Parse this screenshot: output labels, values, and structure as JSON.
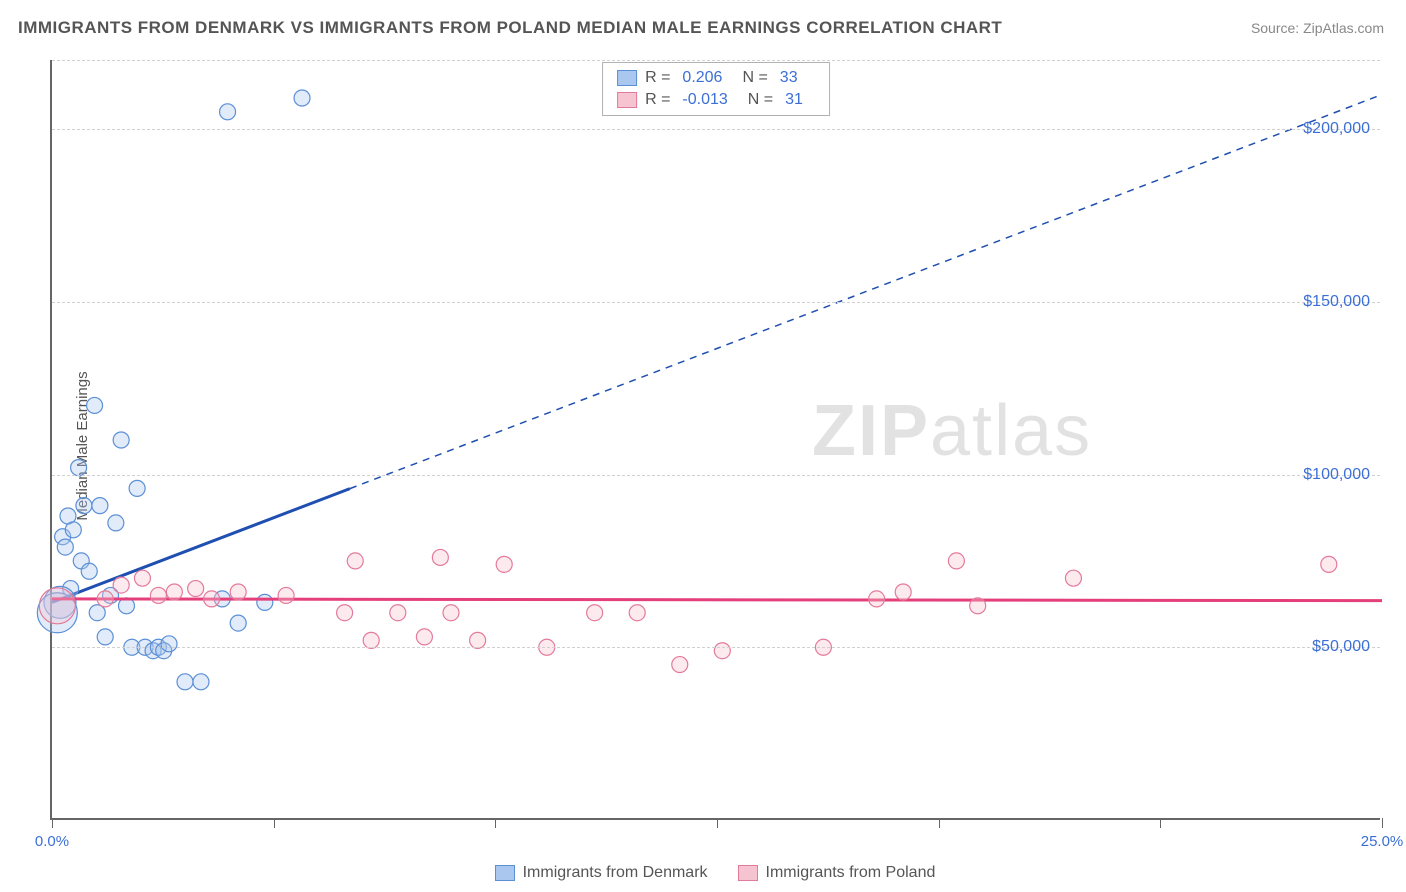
{
  "title": "IMMIGRANTS FROM DENMARK VS IMMIGRANTS FROM POLAND MEDIAN MALE EARNINGS CORRELATION CHART",
  "source_label": "Source: ZipAtlas.com",
  "y_axis_label": "Median Male Earnings",
  "watermark": {
    "bold": "ZIP",
    "light": "atlas"
  },
  "chart": {
    "type": "scatter",
    "background_color": "#ffffff",
    "grid_color": "#d0d0d0",
    "axis_color": "#666666",
    "xlim": [
      0,
      25
    ],
    "ylim": [
      0,
      220000
    ],
    "x_ticks": [
      0,
      4.17,
      8.33,
      12.5,
      16.67,
      20.83,
      25
    ],
    "x_tick_labels_shown": {
      "0": "0.0%",
      "25": "25.0%"
    },
    "y_ticks": [
      50000,
      100000,
      150000,
      200000
    ],
    "y_tick_labels": [
      "$50,000",
      "$100,000",
      "$150,000",
      "$200,000"
    ],
    "marker_radius": 8,
    "marker_stroke_width": 1.2,
    "marker_fill_opacity": 0.35,
    "trend_solid_width": 3,
    "trend_dash_width": 1.5,
    "trend_dash_pattern": "7,6",
    "series": [
      {
        "name": "Immigrants from Denmark",
        "color_fill": "#a9c7ef",
        "color_stroke": "#5b8fd6",
        "trend_color": "#1f4fb0",
        "R": "0.206",
        "N": "33",
        "trend": {
          "x1": 0,
          "y1": 63000,
          "x2": 25,
          "y2": 210000,
          "solid_until_x": 5.6
        },
        "points": [
          {
            "x": 0.2,
            "y": 82000
          },
          {
            "x": 0.25,
            "y": 79000
          },
          {
            "x": 0.3,
            "y": 88000
          },
          {
            "x": 0.35,
            "y": 67000
          },
          {
            "x": 0.4,
            "y": 84000
          },
          {
            "x": 0.5,
            "y": 102000
          },
          {
            "x": 0.55,
            "y": 75000
          },
          {
            "x": 0.6,
            "y": 91000
          },
          {
            "x": 0.7,
            "y": 72000
          },
          {
            "x": 0.8,
            "y": 120000
          },
          {
            "x": 0.85,
            "y": 60000
          },
          {
            "x": 0.9,
            "y": 91000
          },
          {
            "x": 1.0,
            "y": 53000
          },
          {
            "x": 1.1,
            "y": 65000
          },
          {
            "x": 1.2,
            "y": 86000
          },
          {
            "x": 1.3,
            "y": 110000
          },
          {
            "x": 1.4,
            "y": 62000
          },
          {
            "x": 1.5,
            "y": 50000
          },
          {
            "x": 1.6,
            "y": 96000
          },
          {
            "x": 1.75,
            "y": 50000
          },
          {
            "x": 1.9,
            "y": 49000
          },
          {
            "x": 2.0,
            "y": 50000
          },
          {
            "x": 2.1,
            "y": 49000
          },
          {
            "x": 2.2,
            "y": 51000
          },
          {
            "x": 2.5,
            "y": 40000
          },
          {
            "x": 2.8,
            "y": 40000
          },
          {
            "x": 3.2,
            "y": 64000
          },
          {
            "x": 3.3,
            "y": 205000
          },
          {
            "x": 3.5,
            "y": 57000
          },
          {
            "x": 4.0,
            "y": 63000
          },
          {
            "x": 4.7,
            "y": 209000
          },
          {
            "x": 0.15,
            "y": 63000,
            "r": 16
          },
          {
            "x": 0.1,
            "y": 60000,
            "r": 20
          }
        ]
      },
      {
        "name": "Immigrants from Poland",
        "color_fill": "#f6c3d1",
        "color_stroke": "#e47a9a",
        "trend_color": "#e43f7a",
        "R": "-0.013",
        "N": "31",
        "trend": {
          "x1": 0,
          "y1": 64000,
          "x2": 25,
          "y2": 63500,
          "solid_until_x": 25
        },
        "points": [
          {
            "x": 0.1,
            "y": 62000,
            "r": 18
          },
          {
            "x": 1.0,
            "y": 64000
          },
          {
            "x": 1.3,
            "y": 68000
          },
          {
            "x": 1.7,
            "y": 70000
          },
          {
            "x": 2.0,
            "y": 65000
          },
          {
            "x": 2.3,
            "y": 66000
          },
          {
            "x": 2.7,
            "y": 67000
          },
          {
            "x": 3.0,
            "y": 64000
          },
          {
            "x": 3.5,
            "y": 66000
          },
          {
            "x": 4.4,
            "y": 65000
          },
          {
            "x": 5.5,
            "y": 60000
          },
          {
            "x": 5.7,
            "y": 75000
          },
          {
            "x": 6.0,
            "y": 52000
          },
          {
            "x": 6.5,
            "y": 60000
          },
          {
            "x": 7.0,
            "y": 53000
          },
          {
            "x": 7.3,
            "y": 76000
          },
          {
            "x": 7.5,
            "y": 60000
          },
          {
            "x": 8.0,
            "y": 52000
          },
          {
            "x": 8.5,
            "y": 74000
          },
          {
            "x": 9.3,
            "y": 50000
          },
          {
            "x": 10.2,
            "y": 60000
          },
          {
            "x": 11.0,
            "y": 60000
          },
          {
            "x": 11.8,
            "y": 45000
          },
          {
            "x": 12.6,
            "y": 49000
          },
          {
            "x": 14.5,
            "y": 50000
          },
          {
            "x": 15.5,
            "y": 64000
          },
          {
            "x": 16.0,
            "y": 66000
          },
          {
            "x": 17.0,
            "y": 75000
          },
          {
            "x": 17.4,
            "y": 62000
          },
          {
            "x": 19.2,
            "y": 70000
          },
          {
            "x": 24.0,
            "y": 74000
          }
        ]
      }
    ]
  },
  "legend_top_labels": {
    "R": "R  =",
    "N": "N  ="
  },
  "colors": {
    "text_primary": "#555555",
    "text_secondary": "#888888",
    "value_color": "#3b6fd6"
  }
}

◆ Your goal:
Locate the lines above that contain "name" and copy them.

◆ Written answer:
        "name": "Immigrants from Denmark",
        "name": "Immigrants from Poland",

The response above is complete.